• _The request_:
Lines holding the string "target" are the ones to copy; find them all in the data.

• _Provided material_:
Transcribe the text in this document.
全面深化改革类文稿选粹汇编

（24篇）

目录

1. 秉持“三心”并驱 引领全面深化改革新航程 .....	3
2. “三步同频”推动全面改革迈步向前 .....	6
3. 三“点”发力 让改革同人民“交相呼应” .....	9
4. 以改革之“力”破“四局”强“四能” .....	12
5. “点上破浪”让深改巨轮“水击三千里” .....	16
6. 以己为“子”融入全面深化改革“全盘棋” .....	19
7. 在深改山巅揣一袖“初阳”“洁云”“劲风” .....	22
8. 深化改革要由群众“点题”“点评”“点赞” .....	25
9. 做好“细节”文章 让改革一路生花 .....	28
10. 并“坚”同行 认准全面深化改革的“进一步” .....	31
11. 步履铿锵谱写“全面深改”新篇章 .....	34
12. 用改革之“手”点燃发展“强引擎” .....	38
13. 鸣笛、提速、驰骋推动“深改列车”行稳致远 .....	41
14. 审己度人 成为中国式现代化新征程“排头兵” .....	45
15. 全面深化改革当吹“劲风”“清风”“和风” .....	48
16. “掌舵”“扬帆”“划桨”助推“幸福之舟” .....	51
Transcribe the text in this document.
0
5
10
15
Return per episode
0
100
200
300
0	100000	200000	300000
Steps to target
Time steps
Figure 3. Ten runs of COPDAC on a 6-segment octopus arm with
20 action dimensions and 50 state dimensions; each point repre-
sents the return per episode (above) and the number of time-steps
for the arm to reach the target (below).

• _Response for this exercise_:
Steps to target
for the arm to reach the target (below).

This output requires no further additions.